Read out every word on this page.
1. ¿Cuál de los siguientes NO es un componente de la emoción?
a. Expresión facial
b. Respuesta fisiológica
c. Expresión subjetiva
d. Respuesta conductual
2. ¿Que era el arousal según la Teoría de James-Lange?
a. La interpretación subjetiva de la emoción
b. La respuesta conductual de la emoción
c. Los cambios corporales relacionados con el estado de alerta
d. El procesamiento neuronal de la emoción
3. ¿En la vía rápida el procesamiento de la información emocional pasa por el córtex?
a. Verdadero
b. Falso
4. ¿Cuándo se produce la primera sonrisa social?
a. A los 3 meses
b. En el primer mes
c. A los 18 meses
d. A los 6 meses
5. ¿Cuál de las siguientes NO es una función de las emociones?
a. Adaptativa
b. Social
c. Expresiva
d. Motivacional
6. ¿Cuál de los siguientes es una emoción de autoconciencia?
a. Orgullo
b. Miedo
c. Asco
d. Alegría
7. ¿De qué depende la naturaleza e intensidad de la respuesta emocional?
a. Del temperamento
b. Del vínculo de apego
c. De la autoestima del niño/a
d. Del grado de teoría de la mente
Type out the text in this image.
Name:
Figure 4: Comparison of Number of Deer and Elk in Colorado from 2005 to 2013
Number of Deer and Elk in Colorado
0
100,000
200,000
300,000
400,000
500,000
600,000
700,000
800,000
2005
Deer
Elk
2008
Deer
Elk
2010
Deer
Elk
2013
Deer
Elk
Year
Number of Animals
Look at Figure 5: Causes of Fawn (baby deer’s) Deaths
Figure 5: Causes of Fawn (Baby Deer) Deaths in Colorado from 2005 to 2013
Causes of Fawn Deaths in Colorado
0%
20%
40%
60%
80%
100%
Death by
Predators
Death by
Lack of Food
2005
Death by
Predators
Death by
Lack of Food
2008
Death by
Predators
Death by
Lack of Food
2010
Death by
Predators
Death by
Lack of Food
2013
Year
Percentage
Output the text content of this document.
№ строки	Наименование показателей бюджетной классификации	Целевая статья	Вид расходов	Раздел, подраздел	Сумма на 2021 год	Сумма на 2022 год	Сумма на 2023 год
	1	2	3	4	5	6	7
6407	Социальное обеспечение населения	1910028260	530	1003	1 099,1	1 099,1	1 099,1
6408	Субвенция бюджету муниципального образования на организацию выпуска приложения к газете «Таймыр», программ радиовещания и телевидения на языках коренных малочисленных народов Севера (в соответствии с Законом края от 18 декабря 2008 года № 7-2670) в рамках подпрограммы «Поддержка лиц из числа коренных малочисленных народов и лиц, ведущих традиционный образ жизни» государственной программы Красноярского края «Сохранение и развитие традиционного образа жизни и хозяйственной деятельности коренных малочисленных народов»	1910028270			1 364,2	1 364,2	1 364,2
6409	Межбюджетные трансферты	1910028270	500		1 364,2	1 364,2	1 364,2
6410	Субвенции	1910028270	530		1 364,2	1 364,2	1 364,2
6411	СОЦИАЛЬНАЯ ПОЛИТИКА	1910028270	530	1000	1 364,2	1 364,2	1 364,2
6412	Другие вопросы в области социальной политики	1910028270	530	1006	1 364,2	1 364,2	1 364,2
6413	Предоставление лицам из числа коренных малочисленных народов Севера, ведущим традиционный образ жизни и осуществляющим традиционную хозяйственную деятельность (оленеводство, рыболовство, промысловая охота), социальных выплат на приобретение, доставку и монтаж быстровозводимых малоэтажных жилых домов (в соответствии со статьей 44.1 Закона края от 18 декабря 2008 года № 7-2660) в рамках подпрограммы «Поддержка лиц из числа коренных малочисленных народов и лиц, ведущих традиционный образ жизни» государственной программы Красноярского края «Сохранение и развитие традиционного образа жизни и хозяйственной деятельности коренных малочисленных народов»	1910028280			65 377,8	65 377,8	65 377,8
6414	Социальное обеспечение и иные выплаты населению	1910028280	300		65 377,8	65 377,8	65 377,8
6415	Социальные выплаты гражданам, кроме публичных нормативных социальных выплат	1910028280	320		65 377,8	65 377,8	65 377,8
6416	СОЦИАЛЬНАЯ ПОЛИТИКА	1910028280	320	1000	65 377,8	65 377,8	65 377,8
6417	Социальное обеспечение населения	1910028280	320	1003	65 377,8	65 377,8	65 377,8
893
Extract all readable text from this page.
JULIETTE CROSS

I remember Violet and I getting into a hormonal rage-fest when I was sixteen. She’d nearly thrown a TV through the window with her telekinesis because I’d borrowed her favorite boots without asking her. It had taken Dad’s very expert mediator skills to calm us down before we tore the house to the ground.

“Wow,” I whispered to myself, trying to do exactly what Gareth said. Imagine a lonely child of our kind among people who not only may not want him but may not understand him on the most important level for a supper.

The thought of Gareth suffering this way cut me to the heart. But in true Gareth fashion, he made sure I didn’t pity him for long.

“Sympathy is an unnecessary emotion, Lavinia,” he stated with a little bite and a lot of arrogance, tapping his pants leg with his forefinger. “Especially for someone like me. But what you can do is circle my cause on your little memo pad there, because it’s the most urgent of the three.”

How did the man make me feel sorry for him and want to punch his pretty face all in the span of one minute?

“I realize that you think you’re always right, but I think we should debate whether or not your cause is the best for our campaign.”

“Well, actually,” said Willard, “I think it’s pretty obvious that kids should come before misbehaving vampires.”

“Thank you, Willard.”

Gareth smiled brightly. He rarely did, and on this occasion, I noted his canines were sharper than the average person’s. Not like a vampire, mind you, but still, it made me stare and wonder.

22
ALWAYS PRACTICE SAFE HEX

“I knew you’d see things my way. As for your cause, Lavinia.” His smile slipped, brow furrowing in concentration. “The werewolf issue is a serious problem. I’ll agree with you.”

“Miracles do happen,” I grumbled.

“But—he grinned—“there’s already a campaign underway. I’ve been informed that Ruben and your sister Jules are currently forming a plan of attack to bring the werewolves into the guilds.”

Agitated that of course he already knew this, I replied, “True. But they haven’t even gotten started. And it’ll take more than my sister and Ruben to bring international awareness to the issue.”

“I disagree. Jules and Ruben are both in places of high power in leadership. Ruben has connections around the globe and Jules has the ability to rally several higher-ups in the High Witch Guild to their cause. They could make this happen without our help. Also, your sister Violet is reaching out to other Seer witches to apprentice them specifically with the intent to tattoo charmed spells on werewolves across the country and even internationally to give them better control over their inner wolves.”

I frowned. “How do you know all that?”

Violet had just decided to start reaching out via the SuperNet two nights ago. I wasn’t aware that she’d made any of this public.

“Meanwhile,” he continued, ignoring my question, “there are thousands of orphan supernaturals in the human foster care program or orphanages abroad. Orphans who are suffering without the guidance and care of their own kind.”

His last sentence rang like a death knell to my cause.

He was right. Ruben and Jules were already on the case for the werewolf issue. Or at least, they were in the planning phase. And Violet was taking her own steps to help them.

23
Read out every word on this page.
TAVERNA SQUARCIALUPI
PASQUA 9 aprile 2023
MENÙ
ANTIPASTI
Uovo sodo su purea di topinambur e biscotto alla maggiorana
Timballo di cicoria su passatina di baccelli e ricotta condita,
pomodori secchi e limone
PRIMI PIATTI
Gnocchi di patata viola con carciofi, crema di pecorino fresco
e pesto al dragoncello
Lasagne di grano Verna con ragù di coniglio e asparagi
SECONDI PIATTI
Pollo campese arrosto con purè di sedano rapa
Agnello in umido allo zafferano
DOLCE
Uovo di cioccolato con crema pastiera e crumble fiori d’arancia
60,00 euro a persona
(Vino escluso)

The exercise
Every record shown above must be echoed exactly.

Result for this exercise
Read out every word on this page.
1. ¿Cuál de los siguientes NO es un componente de la emoción?
a. Expresión facial
b. Respuesta fisiológica
c. Expresión subjetiva
d. Respuesta conductual
2. ¿Que era el arousal según la Teoría de James-Lange?
a. La interpretación subjetiva de la emoción
b. La respuesta conductual de la emoción
c. Los cambios corporales relacionados con el estado de alerta
d. El procesamiento neuronal de la emoción
3. ¿En la vía rápida el procesamiento de la información emocional pasa por el córtex?
a. Verdadero
b. Falso
4. ¿Cuándo se produce la primera sonrisa social?
a. A los 3 meses
b. En el primer mes
c. A los 18 meses
d. A los 6 meses
5. ¿Cuál de las siguientes NO es una función de las emociones?
a. Adaptativa
b. Social
c. Expresiva
d. Motivacional
6. ¿Cuál de los siguientes es una emoción de autoconciencia?
a. Orgullo
b. Miedo
c. Asco
d. Alegría
7. ¿De qué depende la naturaleza e intensidad de la respuesta emocional?
a. Del temperamento
b. Del vínculo de apego
c. De la autoestima del niño/a
d. Del grado de teoría de la mente
Type out the text in this image.
Name:
Figure 4: Comparison of Number of Deer and Elk in Colorado from 2005 to 2013
Number of Deer and Elk in Colorado
0
100,000
200,000
300,000
400,000
500,000
600,000
700,000
800,000
2005
Deer
Elk
2008
Deer
Elk
2010
Deer
Elk
2013
Deer
Elk
Year
Number of Animals
Look at Figure 5: Causes of Fawn (baby deer’s) Deaths
Figure 5: Causes of Fawn (Baby Deer) Deaths in Colorado from 2005 to 2013
Causes of Fawn Deaths in Colorado
0%
20%
40%
60%
80%
100%
Death by
Predators
Death by
Lack of Food
2005
Death by
Predators
Death by
Lack of Food
2008
Death by
Predators
Death by
Lack of Food
2010
Death by
Predators
Death by
Lack of Food
2013
Year
Percentage
Output the text content of this document.
№ строки	Наименование показателей бюджетной классификации	Целевая статья	Вид расходов	Раздел, подраздел	Сумма на 2021 год	Сумма на 2022 год	Сумма на 2023 год
	1	2	3	4	5	6	7
6407	Социальное обеспечение населения	1910028260	530	1003	1 099,1	1 099,1	1 099,1
6408	Субвенция бюджету муниципального образования на организацию выпуска приложения к газете «Таймыр», программ радиовещания и телевидения на языках коренных малочисленных народов Севера (в соответствии с Законом края от 18 декабря 2008 года № 7-2670) в рамках подпрограммы «Поддержка лиц из числа коренных малочисленных народов и лиц, ведущих традиционный образ жизни» государственной программы Красноярского края «Сохранение и развитие традиционного образа жизни и хозяйственной деятельности коренных малочисленных народов»	1910028270			1 364,2	1 364,2	1 364,2
6409	Межбюджетные трансферты	1910028270	500		1 364,2	1 364,2	1 364,2
6410	Субвенции	1910028270	530		1 364,2	1 364,2	1 364,2
6411	СОЦИАЛЬНАЯ ПОЛИТИКА	1910028270	530	1000	1 364,2	1 364,2	1 364,2
6412	Другие вопросы в области социальной политики	1910028270	530	1006	1 364,2	1 364,2	1 364,2
6413	Предоставление лицам из числа коренных малочисленных народов Севера, ведущим традиционный образ жизни и осуществляющим традиционную хозяйственную деятельность (оленеводство, рыболовство, промысловая охота), социальных выплат на приобретение, доставку и монтаж быстровозводимых малоэтажных жилых домов (в соответствии со статьей 44.1 Закона края от 18 декабря 2008 года № 7-2660) в рамках подпрограммы «Поддержка лиц из числа коренных малочисленных народов и лиц, ведущих традиционный образ жизни» государственной программы Красноярского края «Сохранение и развитие традиционного образа жизни и хозяйственной деятельности коренных малочисленных народов»	1910028280			65 377,8	65 377,8	65 377,8
6414	Социальное обеспечение и иные выплаты населению	1910028280	300		65 377,8	65 377,8	65 377,8
6415	Социальные выплаты гражданам, кроме публичных нормативных социальных выплат	1910028280	320		65 377,8	65 377,8	65 377,8
6416	СОЦИАЛЬНАЯ ПОЛИТИКА	1910028280	320	1000	65 377,8	65 377,8	65 377,8
6417	Социальное обеспечение населения	1910028280	320	1003	65 377,8	65 377,8	65 377,8
893
Extract all readable text from this page.
JULIETTE CROSS

I remember Violet and I getting into a hormonal rage-fest when I was sixteen. She’d nearly thrown a TV through the window with her telekinesis because I’d borrowed her favorite boots without asking her. It had taken Dad’s very expert mediator skills to calm us down before we tore the house to the ground.

“Wow,” I whispered to myself, trying to do exactly what Gareth said. Imagine a lonely child of our kind among people who not only may not want him but may not understand him on the most important level for a supper.

The thought of Gareth suffering this way cut me to the heart. But in true Gareth fashion, he made sure I didn’t pity him for long.

“Sympathy is an unnecessary emotion, Lavinia,” he stated with a little bite and a lot of arrogance, tapping his pants leg with his forefinger. “Especially for someone like me. But what you can do is circle my cause on your little memo pad there, because it’s the most urgent of the three.”

How did the man make me feel sorry for him and want to punch his pretty face all in the span of one minute?

“I realize that you think you’re always right, but I think we should debate whether or not your cause is the best for our campaign.”

“Well, actually,” said Willard, “I think it’s pretty obvious that kids should come before misbehaving vampires.”

“Thank you, Willard.”

Gareth smiled brightly. He rarely did, and on this occasion, I noted his canines were sharper than the average person’s. Not like a vampire, mind you, but still, it made me stare and wonder.

22
ALWAYS PRACTICE SAFE HEX

“I knew you’d see things my way. As for your cause, Lavinia.” His smile slipped, brow furrowing in concentration. “The werewolf issue is a serious problem. I’ll agree with you.”

“Miracles do happen,” I grumbled.

“But—he grinned—“there’s already a campaign underway. I’ve been informed that Ruben and your sister Jules are currently forming a plan of attack to bring the werewolves into the guilds.”

Agitated that of course he already knew this, I replied, “True. But they haven’t even gotten started. And it’ll take more than my sister and Ruben to bring international awareness to the issue.”

“I disagree. Jules and Ruben are both in places of high power in leadership. Ruben has connections around the globe and Jules has the ability to rally several higher-ups in the High Witch Guild to their cause. They could make this happen without our help. Also, your sister Violet is reaching out to other Seer witches to apprentice them specifically with the intent to tattoo charmed spells on werewolves across the country and even internationally to give them better control over their inner wolves.”

I frowned. “How do you know all that?”

Violet had just decided to start reaching out via the SuperNet two nights ago. I wasn’t aware that she’d made any of this public.

“Meanwhile,” he continued, ignoring my question, “there are thousands of orphan supernaturals in the human foster care program or orphanages abroad. Orphans who are suffering without the guidance and care of their own kind.”

His last sentence rang like a death knell to my cause.

He was right. Ruben and Jules were already on the case for the werewolf issue. Or at least, they were in the planning phase. And Violet was taking her own steps to help them.

23
Read out every word on this page.
TAVERNA SQUARCIALUPI
PASQUA 9 aprile 2023
MENÙ
ANTIPASTI
Uovo sodo su purea di topinambur e biscotto alla maggiorana
Timballo di cicoria su passatina di baccelli e ricotta condita,
pomodori secchi e limone
PRIMI PIATTI
Gnocchi di patata viola con carciofi, crema di pecorino fresco
e pesto al dragoncello
Lasagne di grano Verna con ragù di coniglio e asparagi
SECONDI PIATTI
Pollo campese arrosto con purè di sedano rapa
Agnello in umido allo zafferano
DOLCE
Uovo di cioccolato con crema pastiera e crumble fiori d’arancia
60,00 euro a persona
(Vino escluso)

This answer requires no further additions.